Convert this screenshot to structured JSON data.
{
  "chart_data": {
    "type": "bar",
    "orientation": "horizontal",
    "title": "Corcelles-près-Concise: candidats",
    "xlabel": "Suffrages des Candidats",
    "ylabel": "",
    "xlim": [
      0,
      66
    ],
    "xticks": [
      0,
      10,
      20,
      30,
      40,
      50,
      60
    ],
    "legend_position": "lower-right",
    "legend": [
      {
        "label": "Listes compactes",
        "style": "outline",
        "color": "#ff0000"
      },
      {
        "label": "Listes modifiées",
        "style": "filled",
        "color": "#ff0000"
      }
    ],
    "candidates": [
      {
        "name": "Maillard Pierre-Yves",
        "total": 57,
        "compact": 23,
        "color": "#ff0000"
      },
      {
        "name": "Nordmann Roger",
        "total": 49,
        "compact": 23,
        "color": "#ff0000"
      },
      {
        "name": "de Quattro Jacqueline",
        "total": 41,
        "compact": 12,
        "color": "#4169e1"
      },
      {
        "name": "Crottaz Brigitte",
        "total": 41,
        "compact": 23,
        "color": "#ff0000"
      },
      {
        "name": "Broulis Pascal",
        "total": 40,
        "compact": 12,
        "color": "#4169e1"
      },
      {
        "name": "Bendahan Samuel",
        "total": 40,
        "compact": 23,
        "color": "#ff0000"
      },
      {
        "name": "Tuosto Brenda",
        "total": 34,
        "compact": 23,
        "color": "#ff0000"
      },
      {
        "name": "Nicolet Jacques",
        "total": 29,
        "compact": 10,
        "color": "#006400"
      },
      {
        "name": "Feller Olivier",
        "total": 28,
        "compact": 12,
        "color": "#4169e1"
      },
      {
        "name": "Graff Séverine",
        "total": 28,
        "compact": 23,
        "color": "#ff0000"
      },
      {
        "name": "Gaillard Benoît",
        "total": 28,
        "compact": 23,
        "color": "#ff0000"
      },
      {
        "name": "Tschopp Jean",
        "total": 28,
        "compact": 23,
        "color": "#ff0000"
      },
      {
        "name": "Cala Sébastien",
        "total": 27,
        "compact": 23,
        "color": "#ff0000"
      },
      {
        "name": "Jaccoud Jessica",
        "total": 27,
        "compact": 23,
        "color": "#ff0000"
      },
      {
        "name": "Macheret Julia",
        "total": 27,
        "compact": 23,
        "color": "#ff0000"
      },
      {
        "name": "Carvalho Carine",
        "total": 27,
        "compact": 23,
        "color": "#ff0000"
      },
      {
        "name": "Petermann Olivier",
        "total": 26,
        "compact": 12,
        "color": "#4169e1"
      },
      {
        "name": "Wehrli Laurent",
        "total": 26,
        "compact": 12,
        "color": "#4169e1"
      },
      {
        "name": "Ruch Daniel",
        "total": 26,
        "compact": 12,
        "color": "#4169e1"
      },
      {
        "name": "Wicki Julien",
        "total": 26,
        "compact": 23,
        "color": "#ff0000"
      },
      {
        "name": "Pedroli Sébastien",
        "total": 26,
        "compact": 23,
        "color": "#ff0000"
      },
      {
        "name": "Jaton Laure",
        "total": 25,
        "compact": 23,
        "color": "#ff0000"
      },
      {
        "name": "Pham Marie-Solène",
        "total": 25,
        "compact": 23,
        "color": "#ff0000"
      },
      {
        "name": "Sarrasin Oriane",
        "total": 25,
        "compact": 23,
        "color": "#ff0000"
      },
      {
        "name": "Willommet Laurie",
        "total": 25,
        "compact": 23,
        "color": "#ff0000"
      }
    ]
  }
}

__WRITTEN EXERCISE__
Answer with one number: how many lines of the entries above include the word "Listes".

__RESPONSE__
2